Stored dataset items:
——————————

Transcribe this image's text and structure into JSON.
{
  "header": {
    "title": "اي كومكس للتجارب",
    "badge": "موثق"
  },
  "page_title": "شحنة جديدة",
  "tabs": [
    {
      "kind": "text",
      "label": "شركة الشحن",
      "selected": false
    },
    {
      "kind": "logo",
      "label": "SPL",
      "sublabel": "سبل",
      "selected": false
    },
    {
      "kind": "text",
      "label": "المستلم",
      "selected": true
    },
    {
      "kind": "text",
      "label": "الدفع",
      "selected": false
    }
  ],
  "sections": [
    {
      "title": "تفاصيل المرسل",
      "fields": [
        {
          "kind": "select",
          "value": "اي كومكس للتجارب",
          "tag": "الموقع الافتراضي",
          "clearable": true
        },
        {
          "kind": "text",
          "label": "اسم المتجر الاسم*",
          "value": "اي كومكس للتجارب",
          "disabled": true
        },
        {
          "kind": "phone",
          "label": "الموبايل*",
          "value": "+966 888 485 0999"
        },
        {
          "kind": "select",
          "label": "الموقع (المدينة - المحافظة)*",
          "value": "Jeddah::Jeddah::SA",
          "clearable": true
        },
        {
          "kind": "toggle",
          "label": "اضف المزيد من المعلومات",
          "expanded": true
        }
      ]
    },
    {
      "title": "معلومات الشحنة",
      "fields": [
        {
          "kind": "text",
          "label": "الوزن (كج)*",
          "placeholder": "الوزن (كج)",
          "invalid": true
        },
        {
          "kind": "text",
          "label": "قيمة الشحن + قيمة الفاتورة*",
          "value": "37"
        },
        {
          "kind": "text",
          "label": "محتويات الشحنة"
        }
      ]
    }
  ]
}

——————————

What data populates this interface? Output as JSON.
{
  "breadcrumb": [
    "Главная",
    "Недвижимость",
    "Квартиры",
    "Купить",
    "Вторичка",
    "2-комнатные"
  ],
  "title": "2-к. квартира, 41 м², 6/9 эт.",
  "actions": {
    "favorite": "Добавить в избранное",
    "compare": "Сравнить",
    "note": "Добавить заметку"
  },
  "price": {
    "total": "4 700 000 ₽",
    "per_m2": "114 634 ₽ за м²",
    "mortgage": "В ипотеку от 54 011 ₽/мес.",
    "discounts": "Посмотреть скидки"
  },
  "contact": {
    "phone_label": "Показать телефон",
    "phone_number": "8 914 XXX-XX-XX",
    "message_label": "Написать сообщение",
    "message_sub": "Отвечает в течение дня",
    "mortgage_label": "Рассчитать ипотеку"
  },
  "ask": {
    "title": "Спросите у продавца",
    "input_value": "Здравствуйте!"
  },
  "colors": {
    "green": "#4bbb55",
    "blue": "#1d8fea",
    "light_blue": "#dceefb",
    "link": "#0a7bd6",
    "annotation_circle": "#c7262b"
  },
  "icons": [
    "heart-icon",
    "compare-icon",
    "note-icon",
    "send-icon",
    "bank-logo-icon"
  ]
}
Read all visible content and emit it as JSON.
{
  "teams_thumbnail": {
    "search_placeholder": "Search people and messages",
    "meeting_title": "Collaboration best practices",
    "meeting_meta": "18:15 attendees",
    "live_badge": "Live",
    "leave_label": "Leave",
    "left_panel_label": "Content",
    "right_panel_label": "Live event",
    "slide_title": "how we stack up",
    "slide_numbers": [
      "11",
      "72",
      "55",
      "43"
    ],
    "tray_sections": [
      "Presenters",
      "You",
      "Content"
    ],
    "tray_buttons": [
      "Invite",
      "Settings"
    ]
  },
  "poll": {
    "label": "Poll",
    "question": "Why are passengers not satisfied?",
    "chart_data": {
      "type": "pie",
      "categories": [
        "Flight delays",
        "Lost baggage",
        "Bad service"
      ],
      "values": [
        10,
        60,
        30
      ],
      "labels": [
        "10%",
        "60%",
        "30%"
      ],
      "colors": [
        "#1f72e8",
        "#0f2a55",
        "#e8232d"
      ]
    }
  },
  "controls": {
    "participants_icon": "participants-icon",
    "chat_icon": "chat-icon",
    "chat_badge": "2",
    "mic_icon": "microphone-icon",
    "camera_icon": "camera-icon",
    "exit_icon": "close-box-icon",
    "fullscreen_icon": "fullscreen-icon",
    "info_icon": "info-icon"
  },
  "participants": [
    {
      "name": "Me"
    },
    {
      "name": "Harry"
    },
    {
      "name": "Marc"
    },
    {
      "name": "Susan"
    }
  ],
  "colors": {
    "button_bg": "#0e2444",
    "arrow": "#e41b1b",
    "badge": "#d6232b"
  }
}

——————————

AIM OF THE TASK: Each line in the listing above that contains "participants" should be copied.

ANSWER IN FULL:
    "participants_icon": "participants-icon",
  "participants": [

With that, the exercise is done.